## Your task
Please retype the records below exactly, leaving out any pictures.
==== Entries shown ====
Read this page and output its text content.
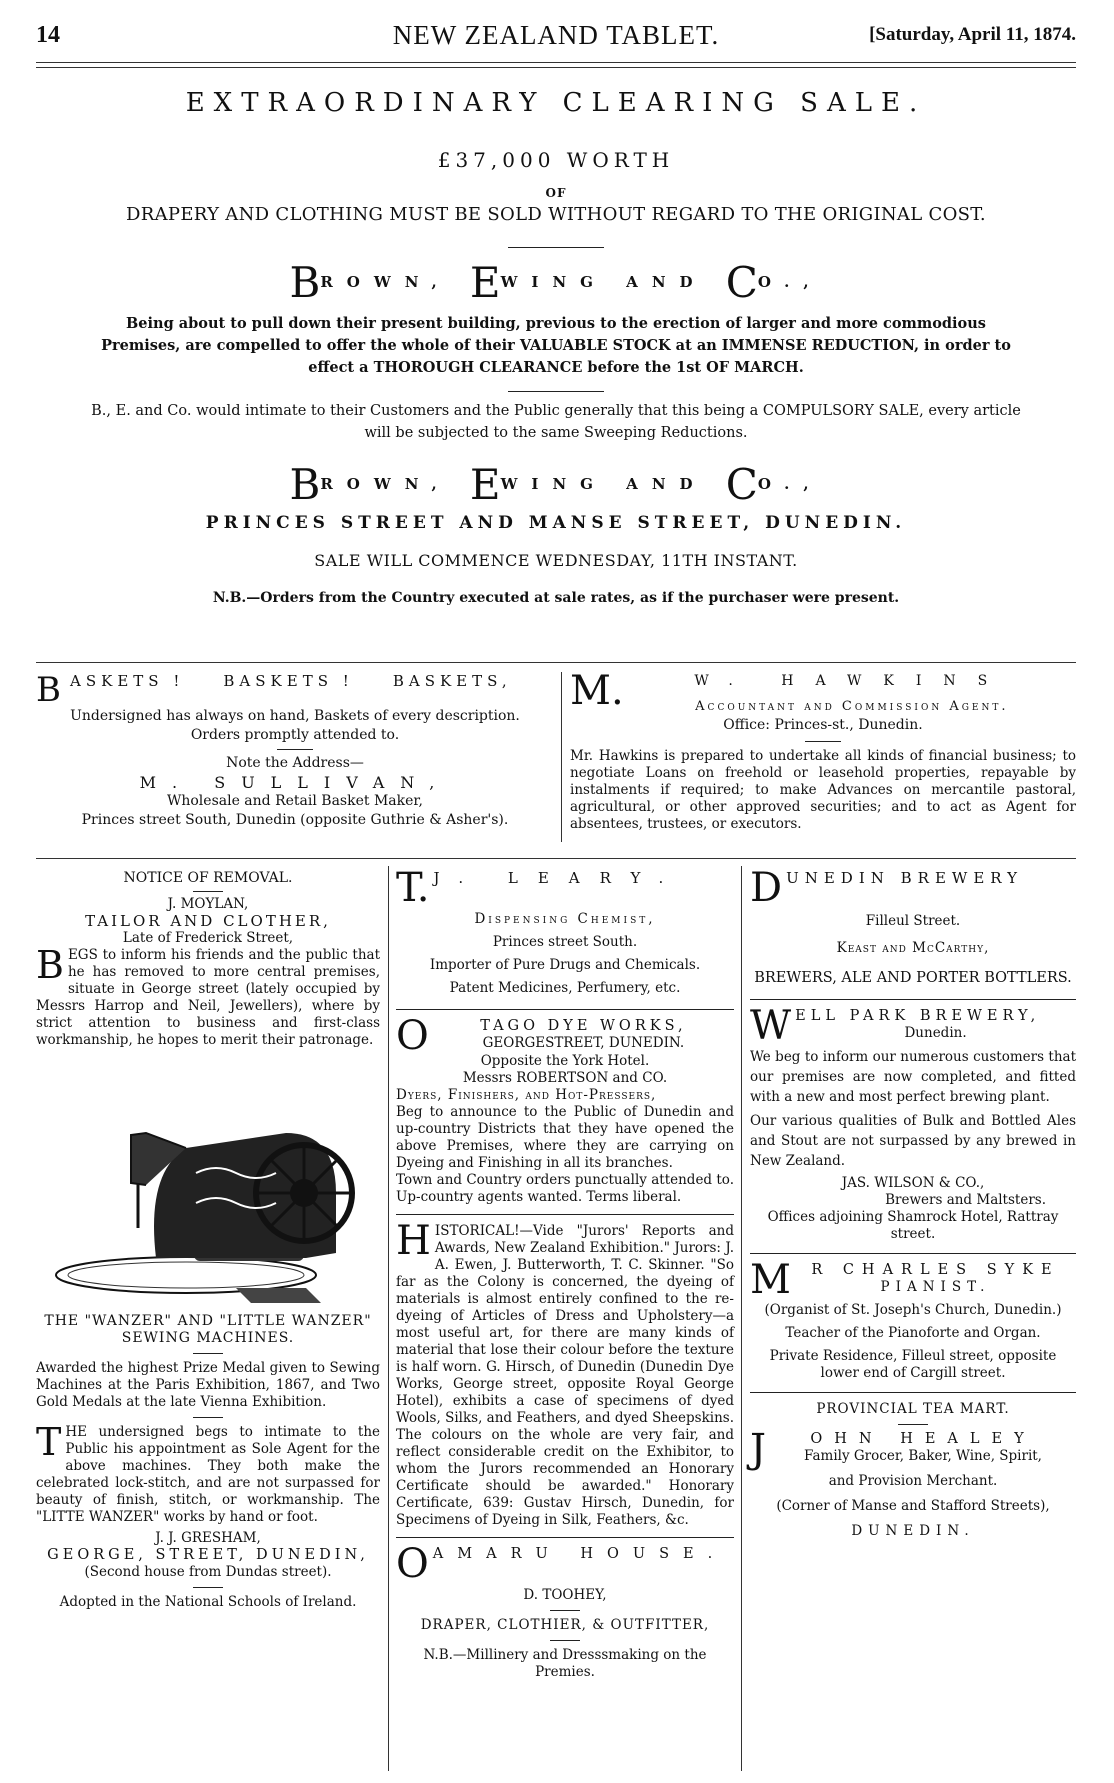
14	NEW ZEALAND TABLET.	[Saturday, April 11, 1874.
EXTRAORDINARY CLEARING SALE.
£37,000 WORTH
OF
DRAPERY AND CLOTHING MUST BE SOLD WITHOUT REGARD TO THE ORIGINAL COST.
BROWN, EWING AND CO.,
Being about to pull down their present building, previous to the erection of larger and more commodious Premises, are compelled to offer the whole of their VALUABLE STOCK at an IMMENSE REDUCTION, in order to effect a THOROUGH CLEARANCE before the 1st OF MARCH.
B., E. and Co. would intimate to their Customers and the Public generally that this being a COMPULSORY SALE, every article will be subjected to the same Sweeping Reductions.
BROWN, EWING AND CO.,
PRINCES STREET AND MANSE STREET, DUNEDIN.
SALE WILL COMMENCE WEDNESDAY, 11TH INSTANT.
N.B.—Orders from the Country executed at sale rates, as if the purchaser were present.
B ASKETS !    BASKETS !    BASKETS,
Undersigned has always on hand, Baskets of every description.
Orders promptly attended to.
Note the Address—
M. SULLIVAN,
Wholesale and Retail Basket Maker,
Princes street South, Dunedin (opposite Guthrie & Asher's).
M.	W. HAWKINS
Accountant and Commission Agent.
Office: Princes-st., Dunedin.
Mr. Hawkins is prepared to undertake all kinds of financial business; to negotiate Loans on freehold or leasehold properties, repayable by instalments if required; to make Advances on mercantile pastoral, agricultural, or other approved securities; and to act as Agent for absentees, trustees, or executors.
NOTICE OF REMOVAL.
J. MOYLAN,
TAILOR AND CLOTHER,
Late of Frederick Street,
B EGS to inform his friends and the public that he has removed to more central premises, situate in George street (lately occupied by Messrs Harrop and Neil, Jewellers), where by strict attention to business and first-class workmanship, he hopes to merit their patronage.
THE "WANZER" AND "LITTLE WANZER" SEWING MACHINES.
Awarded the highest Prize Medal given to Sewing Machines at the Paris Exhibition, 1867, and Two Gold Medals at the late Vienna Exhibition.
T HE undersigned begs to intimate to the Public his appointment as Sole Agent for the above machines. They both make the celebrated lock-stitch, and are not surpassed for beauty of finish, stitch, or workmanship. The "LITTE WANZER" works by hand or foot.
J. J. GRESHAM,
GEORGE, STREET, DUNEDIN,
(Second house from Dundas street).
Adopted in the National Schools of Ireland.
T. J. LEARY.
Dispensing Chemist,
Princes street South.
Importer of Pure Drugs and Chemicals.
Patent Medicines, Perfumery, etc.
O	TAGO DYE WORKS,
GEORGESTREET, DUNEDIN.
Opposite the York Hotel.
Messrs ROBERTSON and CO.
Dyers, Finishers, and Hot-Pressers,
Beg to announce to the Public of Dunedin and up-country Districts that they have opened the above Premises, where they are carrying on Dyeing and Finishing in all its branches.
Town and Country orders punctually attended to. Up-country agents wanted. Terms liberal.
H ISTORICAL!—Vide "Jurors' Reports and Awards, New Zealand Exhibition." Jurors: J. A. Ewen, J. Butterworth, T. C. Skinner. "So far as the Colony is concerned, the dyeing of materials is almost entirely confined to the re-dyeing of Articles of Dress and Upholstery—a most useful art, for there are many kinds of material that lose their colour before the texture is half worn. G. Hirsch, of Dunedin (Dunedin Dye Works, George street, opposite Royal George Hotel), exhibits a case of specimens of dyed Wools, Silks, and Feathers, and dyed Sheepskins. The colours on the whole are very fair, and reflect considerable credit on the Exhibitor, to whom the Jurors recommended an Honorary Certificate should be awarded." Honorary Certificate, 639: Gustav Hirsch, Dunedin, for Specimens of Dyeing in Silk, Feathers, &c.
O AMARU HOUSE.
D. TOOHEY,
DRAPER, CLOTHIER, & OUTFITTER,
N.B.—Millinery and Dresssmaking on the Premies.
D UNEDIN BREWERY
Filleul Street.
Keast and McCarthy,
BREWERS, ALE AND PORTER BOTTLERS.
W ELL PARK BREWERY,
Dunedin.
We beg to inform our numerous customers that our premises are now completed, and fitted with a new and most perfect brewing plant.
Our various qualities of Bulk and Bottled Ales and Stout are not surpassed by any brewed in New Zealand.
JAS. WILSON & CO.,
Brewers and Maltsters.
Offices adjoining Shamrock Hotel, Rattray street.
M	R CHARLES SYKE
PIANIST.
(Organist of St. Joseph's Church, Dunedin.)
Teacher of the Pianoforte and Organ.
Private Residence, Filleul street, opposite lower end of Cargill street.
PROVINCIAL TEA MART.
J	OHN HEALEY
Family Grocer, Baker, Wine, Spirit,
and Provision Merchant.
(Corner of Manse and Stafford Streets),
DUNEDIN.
====
## Correct response
Read this page and output its text content.
14	NEW ZEALAND TABLET.	[Saturday, April 11, 1874.
EXTRAORDINARY CLEARING SALE.
£37,000 WORTH
OF
DRAPERY AND CLOTHING MUST BE SOLD WITHOUT REGARD TO THE ORIGINAL COST.
BROWN, EWING AND CO.,
Being about to pull down their present building, previous to the erection of larger and more commodious Premises, are compelled to offer the whole of their VALUABLE STOCK at an IMMENSE REDUCTION, in order to effect a THOROUGH CLEARANCE before the 1st OF MARCH.
B., E. and Co. would intimate to their Customers and the Public generally that this being a COMPULSORY SALE, every article will be subjected to the same Sweeping Reductions.
BROWN, EWING AND CO.,
PRINCES STREET AND MANSE STREET, DUNEDIN.
SALE WILL COMMENCE WEDNESDAY, 11TH INSTANT.
N.B.—Orders from the Country executed at sale rates, as if the purchaser were present.
B ASKETS !    BASKETS !    BASKETS,
Undersigned has always on hand, Baskets of every description.
Orders promptly attended to.
Note the Address—
M. SULLIVAN,
Wholesale and Retail Basket Maker,
Princes street South, Dunedin (opposite Guthrie & Asher's).
M.	W. HAWKINS
Accountant and Commission Agent.
Office: Princes-st., Dunedin.
Mr. Hawkins is prepared to undertake all kinds of financial business; to negotiate Loans on freehold or leasehold properties, repayable by instalments if required; to make Advances on mercantile pastoral, agricultural, or other approved securities; and to act as Agent for absentees, trustees, or executors.
NOTICE OF REMOVAL.
J. MOYLAN,
TAILOR AND CLOTHER,
Late of Frederick Street,
B EGS to inform his friends and the public that he has removed to more central premises, situate in George street (lately occupied by Messrs Harrop and Neil, Jewellers), where by strict attention to business and first-class workmanship, he hopes to merit their patronage.
THE "WANZER" AND "LITTLE WANZER" SEWING MACHINES.
Awarded the highest Prize Medal given to Sewing Machines at the Paris Exhibition, 1867, and Two Gold Medals at the late Vienna Exhibition.
T HE undersigned begs to intimate to the Public his appointment as Sole Agent for the above machines. They both make the celebrated lock-stitch, and are not surpassed for beauty of finish, stitch, or workmanship. The "LITTE WANZER" works by hand or foot.
J. J. GRESHAM,
GEORGE, STREET, DUNEDIN,
(Second house from Dundas street).
Adopted in the National Schools of Ireland.
T. J. LEARY.
Dispensing Chemist,
Princes street South.
Importer of Pure Drugs and Chemicals.
Patent Medicines, Perfumery, etc.
O	TAGO DYE WORKS,
GEORGESTREET, DUNEDIN.
Opposite the York Hotel.
Messrs ROBERTSON and CO.
Dyers, Finishers, and Hot-Pressers,
Beg to announce to the Public of Dunedin and up-country Districts that they have opened the above Premises, where they are carrying on Dyeing and Finishing in all its branches.
Town and Country orders punctually attended to. Up-country agents wanted. Terms liberal.
H ISTORICAL!—Vide "Jurors' Reports and Awards, New Zealand Exhibition." Jurors: J. A. Ewen, J. Butterworth, T. C. Skinner. "So far as the Colony is concerned, the dyeing of materials is almost entirely confined to the re-dyeing of Articles of Dress and Upholstery—a most useful art, for there are many kinds of material that lose their colour before the texture is half worn. G. Hirsch, of Dunedin (Dunedin Dye Works, George street, opposite Royal George Hotel), exhibits a case of specimens of dyed Wools, Silks, and Feathers, and dyed Sheepskins. The colours on the whole are very fair, and reflect considerable credit on the Exhibitor, to whom the Jurors recommended an Honorary Certificate should be awarded." Honorary Certificate, 639: Gustav Hirsch, Dunedin, for Specimens of Dyeing in Silk, Feathers, &c.
O AMARU HOUSE.
D. TOOHEY,
DRAPER, CLOTHIER, & OUTFITTER,
N.B.—Millinery and Dresssmaking on the Premies.
D UNEDIN BREWERY
Filleul Street.
Keast and McCarthy,
BREWERS, ALE AND PORTER BOTTLERS.
W ELL PARK BREWERY,
Dunedin.
We beg to inform our numerous customers that our premises are now completed, and fitted with a new and most perfect brewing plant.
Our various qualities of Bulk and Bottled Ales and Stout are not surpassed by any brewed in New Zealand.
JAS. WILSON & CO.,
Brewers and Maltsters.
Offices adjoining Shamrock Hotel, Rattray street.
M	R CHARLES SYKE
PIANIST.
(Organist of St. Joseph's Church, Dunedin.)
Teacher of the Pianoforte and Organ.
Private Residence, Filleul street, opposite lower end of Cargill street.
PROVINCIAL TEA MART.
J	OHN HEALEY
Family Grocer, Baker, Wine, Spirit,
and Provision Merchant.
(Corner of Manse and Stafford Streets),
DUNEDIN.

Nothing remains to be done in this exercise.